THE REQUEST:
Each line that holds the word "Date" is to be identified and copied.

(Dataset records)
§

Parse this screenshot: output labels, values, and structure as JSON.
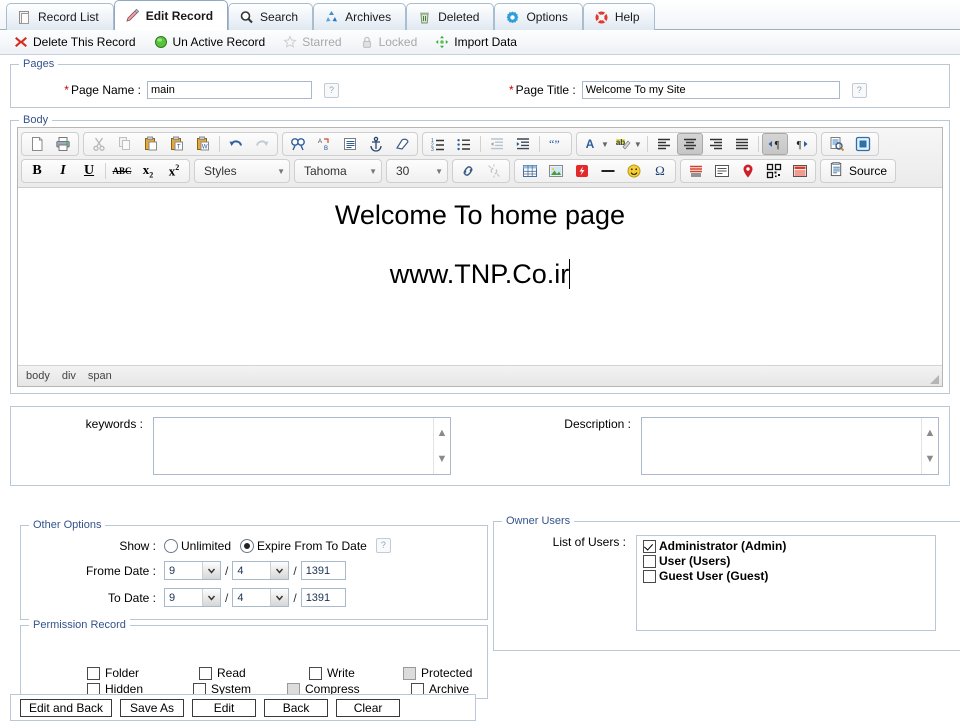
{
  "tabs": [
    {
      "label": "Record List",
      "icon": "document-icon",
      "active": false
    },
    {
      "label": "Edit Record",
      "icon": "pencil-icon",
      "active": true
    },
    {
      "label": "Search",
      "icon": "magnifier-icon",
      "active": false
    },
    {
      "label": "Archives",
      "icon": "recycle-icon",
      "active": false
    },
    {
      "label": "Deleted",
      "icon": "trash-icon",
      "active": false
    },
    {
      "label": "Options",
      "icon": "gear-icon",
      "active": false
    },
    {
      "label": "Help",
      "icon": "lifebuoy-icon",
      "active": false
    }
  ],
  "actions": [
    {
      "label": "Delete This Record",
      "icon": "red-x-icon",
      "enabled": true
    },
    {
      "label": "Un Active Record",
      "icon": "green-circle-icon",
      "enabled": true
    },
    {
      "label": "Starred",
      "icon": "star-icon",
      "enabled": false
    },
    {
      "label": "Locked",
      "icon": "padlock-icon",
      "enabled": false
    },
    {
      "label": "Import Data",
      "icon": "move-arrows-icon",
      "enabled": true
    }
  ],
  "pages": {
    "legend": "Pages",
    "page_name_label": "Page Name :",
    "page_name_value": "main",
    "page_title_label": "Page Title :",
    "page_title_value": "Welcome To my Site",
    "required_marker": "*",
    "help_glyph": "?"
  },
  "body_section": {
    "legend": "Body",
    "toolbar_row1": [
      {
        "group": 1,
        "items": [
          "new-page-icon",
          "print-icon"
        ]
      },
      {
        "group": 2,
        "items": [
          "cut-icon",
          "copy-icon",
          "paste-icon",
          "paste-text-icon",
          "paste-word-icon",
          "sep",
          "undo-icon",
          "redo-icon"
        ]
      },
      {
        "group": 3,
        "items": [
          "find-icon",
          "replace-icon",
          "select-all-icon",
          "anchor-icon",
          "remove-format-icon"
        ]
      },
      {
        "group": 4,
        "items": [
          "numbered-list-icon",
          "bulleted-list-icon",
          "sep",
          "outdent-icon",
          "indent-icon",
          "sep",
          "blockquote-icon"
        ]
      },
      {
        "group": 5,
        "items": [
          "text-color-icon",
          "bg-color-icon",
          "sep",
          "align-left-icon",
          "align-center-icon",
          "align-right-icon",
          "align-justify-icon",
          "sep",
          "ltr-icon",
          "rtl-icon"
        ]
      },
      {
        "group": 6,
        "items": [
          "preview-icon",
          "maximize-icon"
        ]
      }
    ],
    "toolbar_row2": [
      {
        "group": 1,
        "items": [
          "bold-icon",
          "italic-icon",
          "underline-icon",
          "sep",
          "strikethrough-icon",
          "subscript-icon",
          "superscript-icon"
        ]
      },
      {
        "group": 2,
        "items": [
          "link-icon",
          "unlink-icon"
        ]
      },
      {
        "group": 3,
        "items": [
          "table-icon",
          "image-icon",
          "flash-icon",
          "hr-icon",
          "smiley-icon",
          "special-char-icon"
        ]
      },
      {
        "group": 4,
        "items": [
          "div-icon",
          "form-icon",
          "marker-icon",
          "qrcode-icon",
          "template-icon"
        ]
      }
    ],
    "styles_label": "Styles",
    "font_label": "Tahoma",
    "size_label": "30",
    "source_label": "Source",
    "content_line1": "Welcome To home page",
    "content_line2": "www.TNP.Co.ir",
    "elements_path": [
      "body",
      "div",
      "span"
    ]
  },
  "meta": {
    "keywords_label": "keywords :",
    "keywords_value": "",
    "description_label": "Description :",
    "description_value": ""
  },
  "other_options": {
    "legend": "Other Options",
    "show_label": "Show :",
    "radio_unlimited": "Unlimited",
    "radio_expire": "Expire From To Date",
    "selected_radio": "expire",
    "help_glyph": "?",
    "from_date_label": "Frome Date :",
    "to_date_label": "To Date :",
    "from_day": "9",
    "from_month": "4",
    "from_year": "1391",
    "to_day": "9",
    "to_month": "4",
    "to_year": "1391",
    "separator": "/"
  },
  "owner_users": {
    "legend": "Owner Users",
    "list_label": "List of Users :",
    "users": [
      {
        "label": "Administrator (Admin)",
        "checked": true
      },
      {
        "label": "User (Users)",
        "checked": false
      },
      {
        "label": "Guest User (Guest)",
        "checked": false
      }
    ]
  },
  "permission": {
    "legend": "Permission Record",
    "items": [
      {
        "label": "Folder",
        "checked": false,
        "disabled": false
      },
      {
        "label": "Read",
        "checked": false,
        "disabled": false
      },
      {
        "label": "Write",
        "checked": false,
        "disabled": false
      },
      {
        "label": "Protected",
        "checked": false,
        "disabled": true
      },
      {
        "label": "Hidden",
        "checked": false,
        "disabled": false
      },
      {
        "label": "System",
        "checked": false,
        "disabled": false
      },
      {
        "label": "Compress",
        "checked": false,
        "disabled": true
      },
      {
        "label": "Archive",
        "checked": false,
        "disabled": false
      }
    ]
  },
  "footer_buttons": [
    {
      "label": "Edit and Back"
    },
    {
      "label": "Save As"
    },
    {
      "label": "Edit"
    },
    {
      "label": "Back"
    },
    {
      "label": "Clear"
    }
  ],
  "colors": {
    "legend_text": "#34538c",
    "required": "#cc0000",
    "tab_border": "#a8bdd0",
    "field_border": "#a9b9c9"
  }
}
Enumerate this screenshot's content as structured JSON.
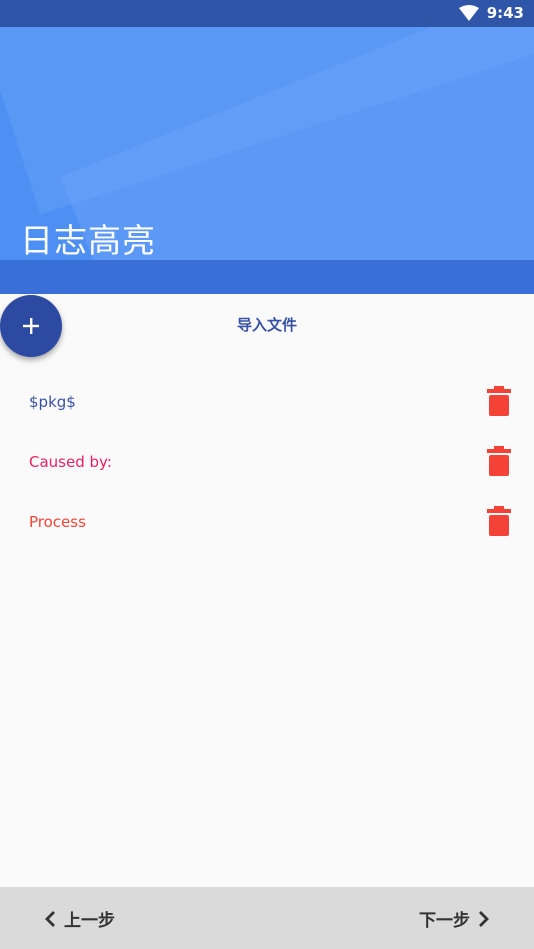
{
  "status_bar": {
    "time": "9:43"
  },
  "header": {
    "title": "日志高亮"
  },
  "import": {
    "label": "导入文件"
  },
  "rules": [
    {
      "text": "$pkg$",
      "color": "#3851a5"
    },
    {
      "text": "Caused by:",
      "color": "#e91e63"
    },
    {
      "text": "Process",
      "color": "#f44336"
    }
  ],
  "colors": {
    "primary": "#4d8ff3",
    "fab": "#2d4aa2",
    "delete": "#f44336"
  },
  "icons": {
    "status": [
      "wifi-icon"
    ],
    "fab": "plus-icon",
    "row_action": "trash-icon",
    "prev": "chevron-left-icon",
    "next": "chevron-right-icon"
  },
  "bottom_nav": {
    "prev": "上一步",
    "next": "下一步"
  }
}
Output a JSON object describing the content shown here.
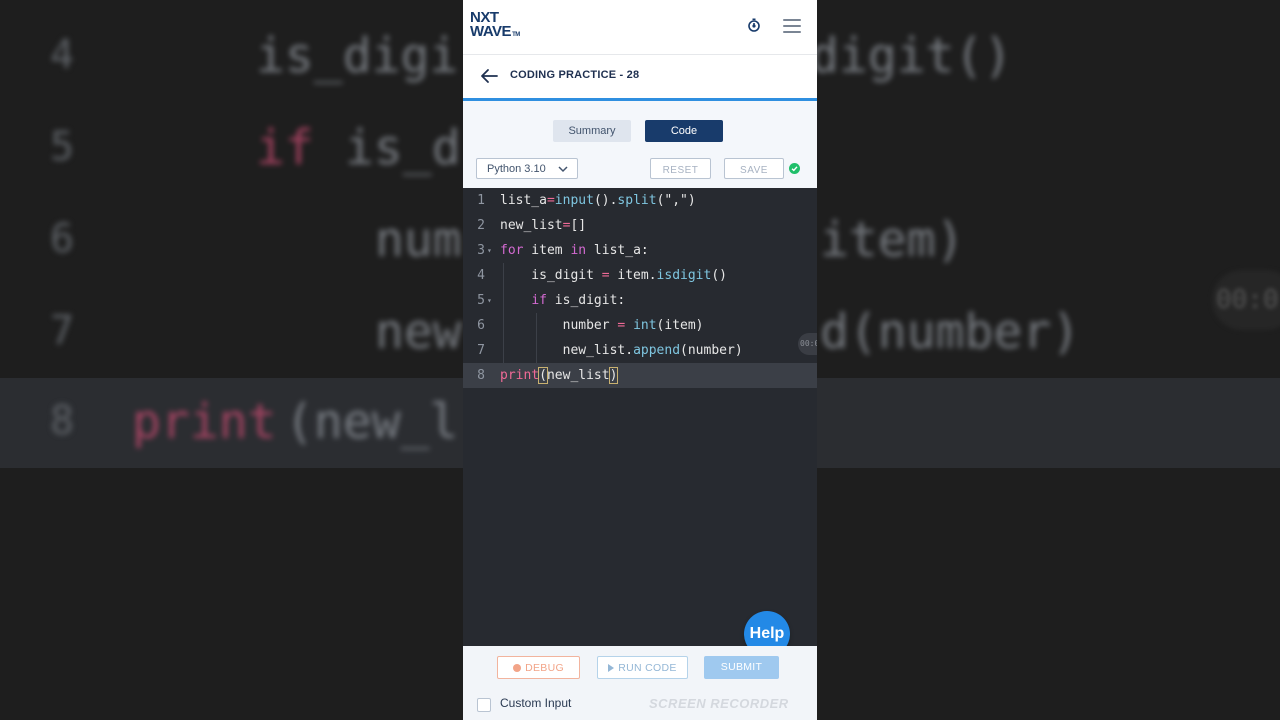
{
  "background": {
    "numbers": [
      "4",
      "5",
      "6",
      "7",
      "8"
    ],
    "fragments": [
      "is_digi",
      "digit()",
      "if",
      "is_d",
      "num",
      "item)",
      "new",
      "d(number)",
      "print",
      "(new_l"
    ],
    "timer": "00:0"
  },
  "header": {
    "logo_top": "NXT",
    "logo_bottom": "WAVE",
    "logo_tm": "TM"
  },
  "titlebar": {
    "title": "CODING PRACTICE - 28"
  },
  "tabs": [
    {
      "label": "Summary",
      "active": false
    },
    {
      "label": "Code",
      "active": true
    }
  ],
  "toolbar": {
    "language": "Python 3.10",
    "reset_label": "RESET",
    "save_label": "SAVE"
  },
  "editor": {
    "lines": [
      {
        "n": "1",
        "text": "list_a=input().split(\",\")"
      },
      {
        "n": "2",
        "text": "new_list=[]"
      },
      {
        "n": "3",
        "text": "for item in list_a:"
      },
      {
        "n": "4",
        "text": "    is_digit = item.isdigit()"
      },
      {
        "n": "5",
        "text": "    if is_digit:"
      },
      {
        "n": "6",
        "text": "        number = int(item)"
      },
      {
        "n": "7",
        "text": "        new_list.append(number)"
      },
      {
        "n": "8",
        "text": "print(new_list)"
      }
    ],
    "active_line": 8,
    "float_timer": "00:0"
  },
  "help": {
    "label": "Help"
  },
  "footer": {
    "debug_label": "DEBUG",
    "run_label": "RUN CODE",
    "submit_label": "SUBMIT",
    "custom_input_label": "Custom Input",
    "watermark": "SCREEN RECORDER"
  },
  "colors": {
    "brand": "#183b6b",
    "accent": "#2f8fe0",
    "help": "#2389e6",
    "editor_bg": "#272a30",
    "saved_green": "#1fbf6a"
  }
}
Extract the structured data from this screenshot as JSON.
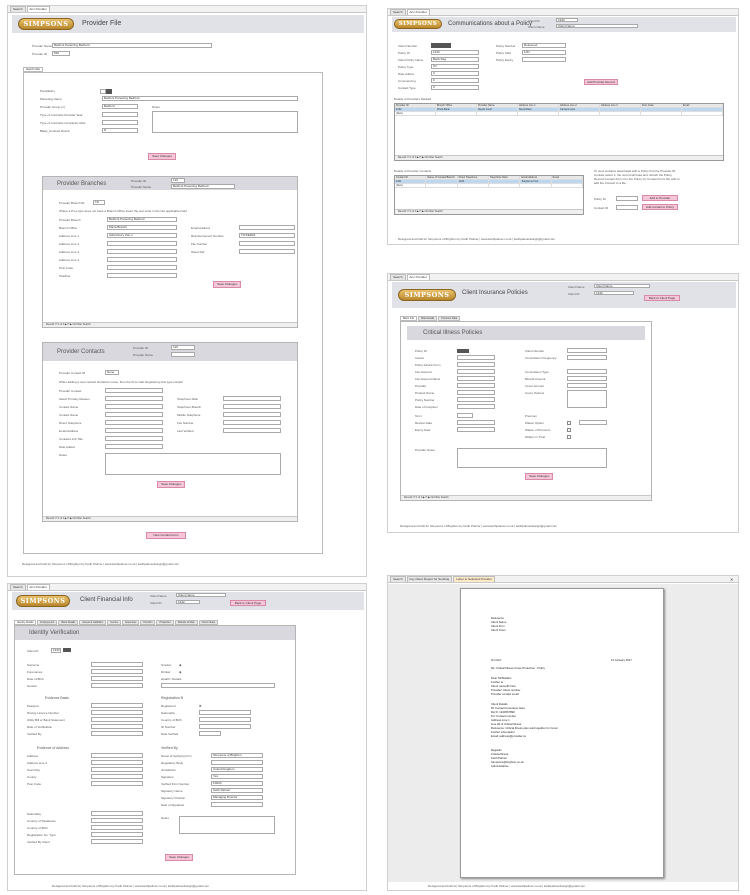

§

ANSWER TO THE EXERCISE:
    "radio_expire": "Expire From To Date",
    "from_date_label": "Frome Date :",
    "to_date_label": "To Date :",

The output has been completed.